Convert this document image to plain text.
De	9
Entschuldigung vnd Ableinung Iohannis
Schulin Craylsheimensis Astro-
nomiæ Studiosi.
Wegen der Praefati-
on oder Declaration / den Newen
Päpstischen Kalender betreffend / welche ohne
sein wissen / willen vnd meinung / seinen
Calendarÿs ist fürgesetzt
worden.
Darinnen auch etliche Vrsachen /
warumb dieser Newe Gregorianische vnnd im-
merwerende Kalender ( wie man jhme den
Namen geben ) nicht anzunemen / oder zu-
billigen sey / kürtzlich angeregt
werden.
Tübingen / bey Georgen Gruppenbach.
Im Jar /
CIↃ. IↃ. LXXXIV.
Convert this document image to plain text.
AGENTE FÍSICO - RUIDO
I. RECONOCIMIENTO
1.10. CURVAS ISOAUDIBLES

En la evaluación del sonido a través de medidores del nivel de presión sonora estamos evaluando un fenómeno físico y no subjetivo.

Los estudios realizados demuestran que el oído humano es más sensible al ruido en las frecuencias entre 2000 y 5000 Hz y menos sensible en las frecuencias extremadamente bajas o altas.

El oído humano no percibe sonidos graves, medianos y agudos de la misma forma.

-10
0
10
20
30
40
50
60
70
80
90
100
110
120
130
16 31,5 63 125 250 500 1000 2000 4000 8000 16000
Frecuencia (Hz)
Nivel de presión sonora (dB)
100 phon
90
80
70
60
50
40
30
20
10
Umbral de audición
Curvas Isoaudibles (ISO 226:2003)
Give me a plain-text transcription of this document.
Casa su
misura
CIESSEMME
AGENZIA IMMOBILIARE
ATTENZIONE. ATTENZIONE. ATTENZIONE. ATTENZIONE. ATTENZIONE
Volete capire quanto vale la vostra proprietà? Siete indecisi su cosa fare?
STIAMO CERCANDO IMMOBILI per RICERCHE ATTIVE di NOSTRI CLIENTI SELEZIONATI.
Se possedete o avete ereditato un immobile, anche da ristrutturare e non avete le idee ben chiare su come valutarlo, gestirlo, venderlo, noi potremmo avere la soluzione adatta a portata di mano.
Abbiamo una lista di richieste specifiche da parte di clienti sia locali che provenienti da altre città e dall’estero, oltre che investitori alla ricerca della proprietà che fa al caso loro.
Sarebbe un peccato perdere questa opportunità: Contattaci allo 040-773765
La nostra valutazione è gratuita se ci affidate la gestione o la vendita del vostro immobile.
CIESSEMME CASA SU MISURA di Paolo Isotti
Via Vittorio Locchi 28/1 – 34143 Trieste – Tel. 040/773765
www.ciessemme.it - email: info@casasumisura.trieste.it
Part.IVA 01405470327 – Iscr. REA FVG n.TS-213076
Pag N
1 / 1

.....

## [What you should do]
Look through the entries and return every line where "oder" appears.

## [Exercise result]
on oder Declaration / den Newen
Namen geben ) nicht anzunemen / oder zu-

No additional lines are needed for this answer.